▶ [EXCERPT]:
Scalable codecs are supported by all Samsung earbuds (Galaxy Buds, Galaxy Buds+, Galaxy Buds Live, Galaxy Buds Pro, and Galaxy Buds 2). The new Samsung Seamless Codec supported by Galaxy Buds Pro 2 (and Galaxy S23), is just a new version of Scalable Codec. In some regions, it is not listed as a new codec.
LDAC codec is supported by some Sony headphones (e.g., WH-1000XM series) and earbuds (e.g., WF-1000XM4/XM5 series). You can enable Hi-Res audio when using these headphones or earbuds with Galaxy S23.
51. Bluetooth audio codec
You can only choose Bluetooth audio codec after the headset is connected to Galaxy S23.
By default, Galaxy S23 will try AAC and SBC, not the HD codecs (aptX, LDAC, or Scalable/Seamless).
Once the headset is connected to Galaxy S23, you can then change the codec in the Bluetooth settings for some connected devices.
52. Bluetooth Audio sample rate
This option depends on the active audio codec. So, you can only change it after a headset is connected to Galaxy S23.
53. Bluetooth audio bits per sample
You can only change it after a headset is connected to Galaxy S23.
54. Bluetooth audio channel mode
You can only change this option after a headset is connected to Galaxy S23.
By default, the most connected headsets are stereo.
55. Bluetooth audio LDAC codec
You can only change this option after a supported headset is connected to Galaxy S23.
By default, when LDAC codec is enabled, the playback quality is in the Best Efforts (adaptive bitrate). As explained in this guide, you need to manually change it to 990kbps/909kpbs to enjoy the real Hi-Res Audio.
56. Bluetooth PBAP
You can choose the Phone Book Access Profile (PBAP) 1.2 or 1.1.
57. Bluetooth SAP activation (New in Android 13)
SAP, SIM Access Profile, allows a Bluetooth-enabled device to access data contained in the SIM card of another Bluetooth-enabled device.
This option lets you control the activation by either turning on by force or turning off by force, as shown in the screenshot below.
58. NFC stack debug log (New in Android 13)
This option allows you to increase the NFC stack logging level.
The following 2 entries (#59-#60) are under the input group of Galaxy S23 developer options, as shown in the screenshot below.
59. Show taps
This option lets you show visual feedback for taps.
60. Pointer location
This option allows you to overlay information on the current touch location.
Below the status bar, an information bar tracking the touch location coordinates will appear.
Of course, these two options are purely for app debugging, not for normal use.

▶ [WHAT IS ASKED]:
1. Summarize the Galaxy S23 developer options excerpt in two sentences.
2. In the rows, change "commentary-line" to "remark-line" in everything from the line containing "commentary-line: • Higher than budgeted legal" down to the line containing "grid-line bbox=[0, 66, 602, 67]", leaving all else unchanged, and return only those lines.

▶ [SUPPLIED ENTRIES]:

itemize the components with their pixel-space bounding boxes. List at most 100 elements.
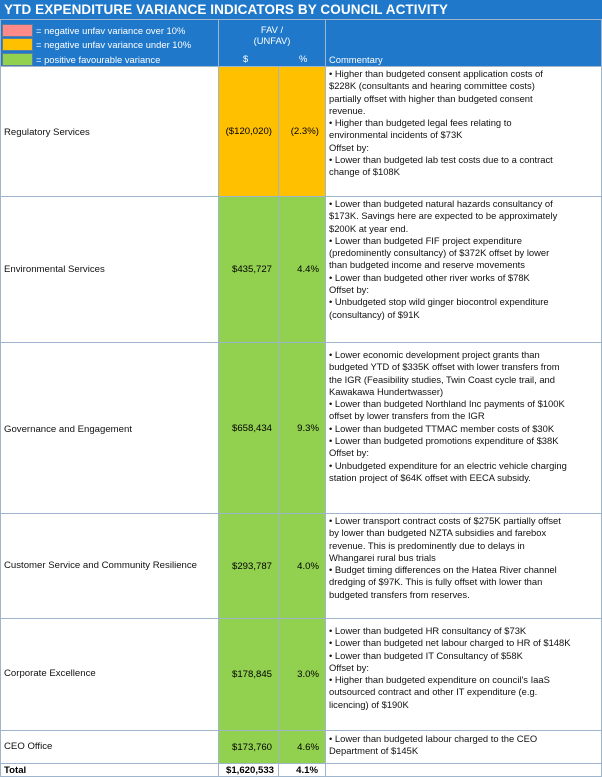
commentary-line: • Higher than budgeted legal fees relati… bbox=[329, 117, 512, 129]
fav-header-line1: FAV / bbox=[260, 24, 284, 35]
commentary-line: (consultancy) of $91K bbox=[329, 308, 420, 320]
variance-percent-value: 4.4% bbox=[297, 264, 319, 275]
grid-line bbox=[0, 66, 602, 67]
commentary-line: offset by lower transfers from the IGR bbox=[329, 410, 485, 422]
total-label: Total bbox=[4, 765, 27, 776]
commentary-line: • Lower than budgeted labour charged to … bbox=[329, 733, 538, 744]
commentary-line: Offset by: bbox=[329, 141, 369, 153]
variance-dollar-value: $658,434 bbox=[231, 422, 272, 434]
commentary-cell: • Lower than budgeted labour charged to … bbox=[329, 733, 601, 762]
fav-unfav-header: FAV / (UNFAV) $ % bbox=[219, 20, 325, 66]
legend-swatch-orange bbox=[2, 38, 33, 51]
commentary-line: • Unbudgeted expenditure for an electric… bbox=[329, 459, 567, 471]
total-row: Total $1,620,533 4.1% bbox=[0, 765, 602, 777]
legend-item: = negative unfav variance over 10% bbox=[2, 23, 218, 37]
variance-dollar-cell: ($120,020) bbox=[219, 67, 278, 196]
variance-dollar-value: $178,845 bbox=[231, 669, 272, 680]
variance-dollar-value: $435,727 bbox=[231, 264, 272, 275]
variance-percent-value: 9.3% bbox=[297, 422, 319, 434]
grid-line bbox=[325, 20, 326, 777]
legend-swatch-red bbox=[2, 23, 33, 37]
variance-dollar-cell: $173,760 bbox=[219, 731, 278, 763]
commentary-cell: • Lower than budgeted HR consultancy of … bbox=[329, 625, 601, 729]
dollar-column-header: $ bbox=[243, 53, 249, 64]
grid-line bbox=[0, 730, 602, 731]
commentary-line: Department of $145K bbox=[329, 745, 419, 757]
commentary-header-label: Commentary bbox=[329, 54, 383, 65]
commentary-line: environmental incidents of $73K bbox=[329, 129, 463, 141]
commentary-line: revenue. This is predominently due to de… bbox=[329, 539, 525, 551]
legend-label: = negative unfav variance over 10% bbox=[36, 24, 186, 36]
commentary-line: the IGR (Feasibility studies, Twin Coast… bbox=[329, 373, 555, 385]
grid-line bbox=[0, 763, 602, 764]
grid-line bbox=[218, 20, 219, 777]
commentary-line: • Lower than budgeted Northland Inc paym… bbox=[329, 398, 565, 410]
grid-line bbox=[0, 20, 1, 777]
report-title: YTD EXPENDITURE VARIANCE INDICATORS BY C… bbox=[0, 0, 602, 20]
commentary-line: • Lower than budgeted net labour charged… bbox=[329, 637, 571, 649]
variance-percent-cell: 3.0% bbox=[279, 619, 325, 730]
commentary-line: • Lower than budgeted lab test costs due… bbox=[329, 154, 553, 166]
activity-label: CEO Office bbox=[4, 741, 53, 752]
activity-label: Environmental Services bbox=[4, 264, 105, 275]
legend-label: = negative unfav variance under 10% bbox=[36, 39, 192, 50]
commentary-line: than budgeted income and reserve movemen… bbox=[329, 259, 525, 271]
variance-percent-value: 4.6% bbox=[297, 741, 319, 753]
commentary-cell: • Lower than budgeted natural hazards co… bbox=[329, 198, 601, 341]
commentary-line: station project of $64K offset with EECA… bbox=[329, 471, 531, 483]
commentary-cell: • Lower economic development project gra… bbox=[329, 349, 601, 512]
variance-percent-cell: 9.3% bbox=[279, 343, 325, 513]
commentary-line: • Lower than budgeted promotions expendi… bbox=[329, 435, 559, 447]
commentary-line: $200K at year end. bbox=[329, 222, 409, 234]
variance-percent-cell: 4.4% bbox=[279, 197, 325, 342]
variance-percent-cell: 4.6% bbox=[279, 731, 325, 763]
variance-percent-value: 3.0% bbox=[297, 669, 319, 680]
commentary-line: • Lower than budgeted IT Consultancy of … bbox=[329, 649, 523, 661]
commentary-line: Whangarei rural bus trials bbox=[329, 551, 436, 563]
commentary-cell: • Higher than budgeted consent applicati… bbox=[329, 68, 601, 195]
variance-dollar-cell: $293,787 bbox=[219, 514, 278, 618]
activity-label: Regulatory Services bbox=[4, 127, 90, 138]
commentary-line: dredging of $97K. This is fully offset w… bbox=[329, 576, 543, 588]
legend-label: = positive favourable variance bbox=[36, 53, 161, 65]
commentary-header: Commentary bbox=[326, 20, 602, 66]
variance-percent-value: (2.3%) bbox=[290, 126, 319, 137]
variance-dollar-value: $293,787 bbox=[231, 560, 272, 572]
legend-swatch-green bbox=[2, 52, 33, 66]
commentary-line: • Lower economic development project gra… bbox=[329, 349, 540, 360]
variance-dollar-cell: $178,845 bbox=[219, 619, 278, 730]
variance-percent-value: 4.0% bbox=[297, 560, 319, 572]
commentary-line: Offset by: bbox=[329, 661, 369, 673]
variance-percent-cell: (2.3%) bbox=[279, 67, 325, 196]
commentary-line: $173K. Savings here are expected to be a… bbox=[329, 210, 558, 222]
commentary-line: • Lower transport contract costs of $275… bbox=[329, 515, 561, 526]
grid-line bbox=[0, 513, 602, 514]
commentary-line: • Higher than budgeted consent applicati… bbox=[329, 68, 543, 79]
legend-item: = positive favourable variance bbox=[2, 52, 218, 66]
fav-header-line2: (UNFAV) bbox=[253, 35, 291, 46]
variance-percent-cell: 4.0% bbox=[279, 514, 325, 618]
commentary-line: revenue. bbox=[329, 104, 366, 116]
total-percent-value: 4.1% bbox=[296, 765, 318, 776]
commentary-line: Kawakawa Hundertwasser) bbox=[329, 385, 444, 397]
commentary-line: Offset by: bbox=[329, 284, 369, 296]
grid-line bbox=[278, 66, 279, 777]
commentary-line: (predominently consultancy) of $372K off… bbox=[329, 247, 550, 259]
grid-line bbox=[0, 196, 602, 197]
commentary-line: • Lower than budgeted natural hazards co… bbox=[329, 198, 553, 209]
variance-dollar-cell: $435,727 bbox=[219, 197, 278, 342]
commentary-line: $228K (consultants and hearing committee… bbox=[329, 80, 535, 92]
commentary-line: partially offset with higher than budget… bbox=[329, 92, 533, 104]
legend-item: = negative unfav variance under 10% bbox=[2, 38, 218, 52]
grid-line bbox=[0, 618, 602, 619]
commentary-line: budgeted transfers from reserves. bbox=[329, 588, 470, 600]
commentary-line: • Lower than budgeted HR consultancy of … bbox=[329, 625, 527, 636]
variance-legend: = negative unfav variance over 10% = neg… bbox=[2, 23, 218, 67]
commentary-line: • Unbudgeted stop wild ginger biocontrol… bbox=[329, 296, 549, 308]
commentary-line: change of $108K bbox=[329, 166, 400, 178]
commentary-line: budgeted YTD of $335K offset with lower … bbox=[329, 361, 560, 373]
commentary-line: outsourced contract and other IT expendi… bbox=[329, 686, 538, 698]
commentary-line: licencing) of $190K bbox=[329, 698, 409, 710]
commentary-line: • Higher than budgeted expenditure on co… bbox=[329, 674, 550, 686]
commentary-line: • Lower than budgeted other river works … bbox=[329, 271, 530, 283]
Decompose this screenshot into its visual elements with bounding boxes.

▶ [FULL SOLUTIONS]:
1. On the Galaxy S23, Bluetooth audio options such as codec, sample rate, bits per sample, channel mode and LDAC playback quality can only be changed after a headset is connected, and by default the phone tries AAC and SBC rather than the HD codecs. The excerpt also covers choosing the PBAP version, forcing SAP activation on or off, raising the NFC stack logging level, and the Show taps and Pointer location input options, which are purely for app debugging.

2.
remark-line: • Higher than budgeted legal fees relati… bbox=[329, 117, 512, 129]
fav-header-line1: FAV / bbox=[260, 24, 284, 35]
remark-line: (consultancy) of $91K bbox=[329, 308, 420, 320]
variance-percent-value: 4.4% bbox=[297, 264, 319, 275]
grid-line bbox=[0, 66, 602, 67]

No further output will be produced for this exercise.